Records for the task –

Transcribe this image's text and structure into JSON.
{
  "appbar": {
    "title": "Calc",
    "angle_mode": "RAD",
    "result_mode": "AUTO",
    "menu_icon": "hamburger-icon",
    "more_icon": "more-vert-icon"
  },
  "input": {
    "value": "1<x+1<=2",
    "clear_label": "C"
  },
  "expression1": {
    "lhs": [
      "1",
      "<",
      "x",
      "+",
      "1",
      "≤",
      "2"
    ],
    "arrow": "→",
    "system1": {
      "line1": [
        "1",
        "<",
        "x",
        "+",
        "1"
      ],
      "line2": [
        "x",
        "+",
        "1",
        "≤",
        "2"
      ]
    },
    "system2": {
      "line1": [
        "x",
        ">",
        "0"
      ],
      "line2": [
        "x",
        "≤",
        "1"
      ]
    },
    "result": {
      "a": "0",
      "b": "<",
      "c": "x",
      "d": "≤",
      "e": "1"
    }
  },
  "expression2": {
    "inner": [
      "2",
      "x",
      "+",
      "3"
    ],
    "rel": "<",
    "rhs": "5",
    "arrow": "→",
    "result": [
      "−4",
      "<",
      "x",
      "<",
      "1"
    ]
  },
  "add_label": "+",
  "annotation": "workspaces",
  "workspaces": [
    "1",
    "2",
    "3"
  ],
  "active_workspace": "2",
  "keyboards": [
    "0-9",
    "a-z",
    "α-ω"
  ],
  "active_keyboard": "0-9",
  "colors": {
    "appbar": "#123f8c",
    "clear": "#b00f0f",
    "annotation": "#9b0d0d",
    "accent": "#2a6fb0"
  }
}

What you are asked to do –
From the records above, extract each line exactly as shown.

Problem solution –
Transcribe this image's text and structure into JSON.
{
  "appbar": {
    "title": "Calc",
    "angle_mode": "RAD",
    "result_mode": "AUTO",
    "menu_icon": "hamburger-icon",
    "more_icon": "more-vert-icon"
  },
  "input": {
    "value": "1<x+1<=2",
    "clear_label": "C"
  },
  "expression1": {
    "lhs": [
      "1",
      "<",
      "x",
      "+",
      "1",
      "≤",
      "2"
    ],
    "arrow": "→",
    "system1": {
      "line1": [
        "1",
        "<",
        "x",
        "+",
        "1"
      ],
      "line2": [
        "x",
        "+",
        "1",
        "≤",
        "2"
      ]
    },
    "system2": {
      "line1": [
        "x",
        ">",
        "0"
      ],
      "line2": [
        "x",
        "≤",
        "1"
      ]
    },
    "result": {
      "a": "0",
      "b": "<",
      "c": "x",
      "d": "≤",
      "e": "1"
    }
  },
  "expression2": {
    "inner": [
      "2",
      "x",
      "+",
      "3"
    ],
    "rel": "<",
    "rhs": "5",
    "arrow": "→",
    "result": [
      "−4",
      "<",
      "x",
      "<",
      "1"
    ]
  },
  "add_label": "+",
  "annotation": "workspaces",
  "workspaces": [
    "1",
    "2",
    "3"
  ],
  "active_workspace": "2",
  "keyboards": [
    "0-9",
    "a-z",
    "α-ω"
  ],
  "active_keyboard": "0-9",
  "colors": {
    "appbar": "#123f8c",
    "clear": "#b00f0f",
    "annotation": "#9b0d0d",
    "accent": "#2a6fb0"
  }
}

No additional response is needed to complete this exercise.